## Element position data
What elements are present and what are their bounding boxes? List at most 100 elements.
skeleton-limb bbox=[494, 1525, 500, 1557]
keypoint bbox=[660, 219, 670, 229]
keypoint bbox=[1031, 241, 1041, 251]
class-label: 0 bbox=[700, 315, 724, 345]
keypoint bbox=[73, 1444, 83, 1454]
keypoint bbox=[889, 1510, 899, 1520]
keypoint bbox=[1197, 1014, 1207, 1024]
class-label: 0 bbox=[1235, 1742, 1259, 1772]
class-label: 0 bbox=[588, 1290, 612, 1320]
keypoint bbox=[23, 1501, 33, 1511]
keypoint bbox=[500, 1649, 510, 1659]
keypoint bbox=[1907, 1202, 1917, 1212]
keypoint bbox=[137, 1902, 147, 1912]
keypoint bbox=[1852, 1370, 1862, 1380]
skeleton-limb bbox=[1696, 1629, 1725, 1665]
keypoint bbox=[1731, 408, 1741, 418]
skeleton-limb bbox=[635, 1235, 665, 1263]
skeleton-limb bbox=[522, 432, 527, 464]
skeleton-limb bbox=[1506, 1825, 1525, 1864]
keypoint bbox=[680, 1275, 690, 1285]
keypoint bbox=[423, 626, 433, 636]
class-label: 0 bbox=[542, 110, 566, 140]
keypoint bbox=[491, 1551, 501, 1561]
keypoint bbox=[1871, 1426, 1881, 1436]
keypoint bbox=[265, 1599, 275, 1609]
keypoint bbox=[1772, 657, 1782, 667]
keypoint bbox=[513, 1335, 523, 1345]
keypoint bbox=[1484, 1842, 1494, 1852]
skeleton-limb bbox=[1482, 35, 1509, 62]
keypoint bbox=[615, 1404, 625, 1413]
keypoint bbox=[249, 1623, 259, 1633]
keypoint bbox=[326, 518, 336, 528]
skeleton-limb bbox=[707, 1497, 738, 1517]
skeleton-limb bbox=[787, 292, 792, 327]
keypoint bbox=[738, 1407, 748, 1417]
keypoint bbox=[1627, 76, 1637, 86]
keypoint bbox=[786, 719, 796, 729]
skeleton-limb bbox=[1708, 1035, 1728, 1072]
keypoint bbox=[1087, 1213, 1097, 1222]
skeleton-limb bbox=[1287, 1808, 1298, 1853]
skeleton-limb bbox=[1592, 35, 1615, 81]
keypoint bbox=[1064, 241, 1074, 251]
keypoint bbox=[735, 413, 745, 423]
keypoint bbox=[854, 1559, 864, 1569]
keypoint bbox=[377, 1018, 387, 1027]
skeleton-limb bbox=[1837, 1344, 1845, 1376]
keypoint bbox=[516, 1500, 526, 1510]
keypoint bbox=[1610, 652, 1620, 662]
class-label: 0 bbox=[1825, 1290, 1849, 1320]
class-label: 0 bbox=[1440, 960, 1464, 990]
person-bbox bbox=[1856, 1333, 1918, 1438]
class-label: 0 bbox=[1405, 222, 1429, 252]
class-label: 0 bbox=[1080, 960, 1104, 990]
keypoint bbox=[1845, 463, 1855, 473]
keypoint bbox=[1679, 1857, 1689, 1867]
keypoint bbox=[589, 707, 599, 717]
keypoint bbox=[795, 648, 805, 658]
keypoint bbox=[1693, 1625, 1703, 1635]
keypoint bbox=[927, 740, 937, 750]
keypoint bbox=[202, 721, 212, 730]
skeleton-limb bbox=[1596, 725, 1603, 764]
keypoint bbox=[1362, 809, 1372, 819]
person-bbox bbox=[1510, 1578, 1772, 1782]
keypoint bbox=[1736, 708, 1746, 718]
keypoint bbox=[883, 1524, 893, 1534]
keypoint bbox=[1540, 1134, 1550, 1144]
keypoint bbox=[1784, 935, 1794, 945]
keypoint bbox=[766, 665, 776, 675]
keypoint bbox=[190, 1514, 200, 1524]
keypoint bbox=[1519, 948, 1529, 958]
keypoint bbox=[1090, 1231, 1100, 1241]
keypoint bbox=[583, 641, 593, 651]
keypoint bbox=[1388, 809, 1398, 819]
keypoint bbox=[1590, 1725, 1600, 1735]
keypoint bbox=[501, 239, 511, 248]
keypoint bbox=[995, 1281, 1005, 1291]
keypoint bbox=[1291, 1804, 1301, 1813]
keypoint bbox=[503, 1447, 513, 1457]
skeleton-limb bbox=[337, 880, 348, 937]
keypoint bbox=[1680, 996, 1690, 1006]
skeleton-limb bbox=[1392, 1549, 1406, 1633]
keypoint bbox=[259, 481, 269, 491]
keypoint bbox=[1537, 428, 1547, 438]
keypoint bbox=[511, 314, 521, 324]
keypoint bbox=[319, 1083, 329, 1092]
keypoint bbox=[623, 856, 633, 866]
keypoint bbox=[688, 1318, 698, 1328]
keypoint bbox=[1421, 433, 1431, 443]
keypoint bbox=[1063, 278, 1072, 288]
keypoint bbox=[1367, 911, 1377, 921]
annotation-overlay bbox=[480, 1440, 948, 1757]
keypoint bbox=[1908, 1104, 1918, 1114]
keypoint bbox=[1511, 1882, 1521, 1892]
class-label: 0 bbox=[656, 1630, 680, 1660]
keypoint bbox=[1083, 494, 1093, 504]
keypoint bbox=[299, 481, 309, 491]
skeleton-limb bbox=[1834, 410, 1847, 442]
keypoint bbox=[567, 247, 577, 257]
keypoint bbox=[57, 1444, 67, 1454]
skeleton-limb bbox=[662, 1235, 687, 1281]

## What this task involves
Please list, copied in full, every line of the items above that contains the string "class". Treat uppercase and lowercase as different.

## Expected answer
class-label: 0 bbox=[700, 315, 724, 345]
class-label: 0 bbox=[1235, 1742, 1259, 1772]
class-label: 0 bbox=[588, 1290, 612, 1320]
class-label: 0 bbox=[542, 110, 566, 140]
class-label: 0 bbox=[1825, 1290, 1849, 1320]
class-label: 0 bbox=[1440, 960, 1464, 990]
class-label: 0 bbox=[1405, 222, 1429, 252]
class-label: 0 bbox=[1080, 960, 1104, 990]
class-label: 0 bbox=[656, 1630, 680, 1660]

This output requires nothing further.